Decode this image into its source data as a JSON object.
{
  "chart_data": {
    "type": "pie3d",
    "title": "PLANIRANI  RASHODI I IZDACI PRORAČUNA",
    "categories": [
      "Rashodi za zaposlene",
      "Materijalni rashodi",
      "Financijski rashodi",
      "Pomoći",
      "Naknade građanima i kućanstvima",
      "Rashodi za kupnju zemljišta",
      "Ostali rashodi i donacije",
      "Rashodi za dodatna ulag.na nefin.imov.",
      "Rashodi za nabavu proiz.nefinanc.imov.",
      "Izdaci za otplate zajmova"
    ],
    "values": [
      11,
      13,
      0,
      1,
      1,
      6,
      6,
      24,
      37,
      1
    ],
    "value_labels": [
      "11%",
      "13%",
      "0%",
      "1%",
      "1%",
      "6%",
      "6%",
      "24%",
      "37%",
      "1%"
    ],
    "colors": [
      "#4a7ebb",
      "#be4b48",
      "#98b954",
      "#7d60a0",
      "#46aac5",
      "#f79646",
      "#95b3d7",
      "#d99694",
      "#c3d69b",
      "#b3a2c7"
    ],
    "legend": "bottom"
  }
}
────
> _Written exercise_
Reproduce the material above without altering a single character.

> _The reply_
Decode this image into its source data as a JSON object.
{
  "chart_data": {
    "type": "pie3d",
    "title": "PLANIRANI  RASHODI I IZDACI PRORAČUNA",
    "categories": [
      "Rashodi za zaposlene",
      "Materijalni rashodi",
      "Financijski rashodi",
      "Pomoći",
      "Naknade građanima i kućanstvima",
      "Rashodi za kupnju zemljišta",
      "Ostali rashodi i donacije",
      "Rashodi za dodatna ulag.na nefin.imov.",
      "Rashodi za nabavu proiz.nefinanc.imov.",
      "Izdaci za otplate zajmova"
    ],
    "values": [
      11,
      13,
      0,
      1,
      1,
      6,
      6,
      24,
      37,
      1
    ],
    "value_labels": [
      "11%",
      "13%",
      "0%",
      "1%",
      "1%",
      "6%",
      "6%",
      "24%",
      "37%",
      "1%"
    ],
    "colors": [
      "#4a7ebb",
      "#be4b48",
      "#98b954",
      "#7d60a0",
      "#46aac5",
      "#f79646",
      "#95b3d7",
      "#d99694",
      "#c3d69b",
      "#b3a2c7"
    ],
    "legend": "bottom"
  }
}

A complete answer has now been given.